■ **Required task**:
Every line of the material below should be repeated exactly.

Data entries
◇ ◇ ◇ ◇ ◇
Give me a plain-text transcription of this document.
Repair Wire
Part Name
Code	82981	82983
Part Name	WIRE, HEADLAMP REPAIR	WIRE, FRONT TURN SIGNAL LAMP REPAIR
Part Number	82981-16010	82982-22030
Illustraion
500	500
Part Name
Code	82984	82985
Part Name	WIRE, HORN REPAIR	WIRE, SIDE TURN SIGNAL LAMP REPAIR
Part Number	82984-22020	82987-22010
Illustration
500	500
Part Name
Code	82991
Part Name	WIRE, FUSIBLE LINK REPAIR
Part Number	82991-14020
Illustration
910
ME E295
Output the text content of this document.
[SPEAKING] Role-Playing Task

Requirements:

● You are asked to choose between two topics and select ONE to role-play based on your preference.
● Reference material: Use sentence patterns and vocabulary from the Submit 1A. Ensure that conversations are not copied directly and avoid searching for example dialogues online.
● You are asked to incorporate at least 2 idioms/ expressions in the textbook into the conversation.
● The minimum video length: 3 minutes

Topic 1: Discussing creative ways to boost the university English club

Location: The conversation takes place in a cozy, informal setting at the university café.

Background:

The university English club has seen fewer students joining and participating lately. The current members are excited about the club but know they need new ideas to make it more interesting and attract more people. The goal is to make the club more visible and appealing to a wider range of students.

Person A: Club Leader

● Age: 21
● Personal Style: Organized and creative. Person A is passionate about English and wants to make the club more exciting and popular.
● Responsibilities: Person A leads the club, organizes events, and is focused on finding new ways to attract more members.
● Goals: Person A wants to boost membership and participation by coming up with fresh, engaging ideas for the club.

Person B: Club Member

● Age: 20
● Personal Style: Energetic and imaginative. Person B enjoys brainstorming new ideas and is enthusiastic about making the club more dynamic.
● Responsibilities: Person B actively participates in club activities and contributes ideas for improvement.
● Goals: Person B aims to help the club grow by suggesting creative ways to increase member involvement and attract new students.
◇ ◇ ◇ ◇ ◇
■ **Finished answer**:
Give me a plain-text transcription of this document.
Repair Wire
Part Name
Code	82981	82983
Part Name	WIRE, HEADLAMP REPAIR	WIRE, FRONT TURN SIGNAL LAMP REPAIR
Part Number	82981-16010	82982-22030
Illustraion
500	500
Part Name
Code	82984	82985
Part Name	WIRE, HORN REPAIR	WIRE, SIDE TURN SIGNAL LAMP REPAIR
Part Number	82984-22020	82987-22010
Illustration
500	500
Part Name
Code	82991
Part Name	WIRE, FUSIBLE LINK REPAIR
Part Number	82991-14020
Illustration
910
ME E295
Output the text content of this document.
[SPEAKING] Role-Playing Task

Requirements:

● You are asked to choose between two topics and select ONE to role-play based on your preference.
● Reference material: Use sentence patterns and vocabulary from the Submit 1A. Ensure that conversations are not copied directly and avoid searching for example dialogues online.
● You are asked to incorporate at least 2 idioms/ expressions in the textbook into the conversation.
● The minimum video length: 3 minutes

Topic 1: Discussing creative ways to boost the university English club

Location: The conversation takes place in a cozy, informal setting at the university café.

Background:

The university English club has seen fewer students joining and participating lately. The current members are excited about the club but know they need new ideas to make it more interesting and attract more people. The goal is to make the club more visible and appealing to a wider range of students.

Person A: Club Leader

● Age: 21
● Personal Style: Organized and creative. Person A is passionate about English and wants to make the club more exciting and popular.
● Responsibilities: Person A leads the club, organizes events, and is focused on finding new ways to attract more members.
● Goals: Person A wants to boost membership and participation by coming up with fresh, engaging ideas for the club.

Person B: Club Member

● Age: 20
● Personal Style: Energetic and imaginative. Person B enjoys brainstorming new ideas and is enthusiastic about making the club more dynamic.
● Responsibilities: Person B actively participates in club activities and contributes ideas for improvement.
● Goals: Person B aims to help the club grow by suggesting creative ways to increase member involvement and attract new students.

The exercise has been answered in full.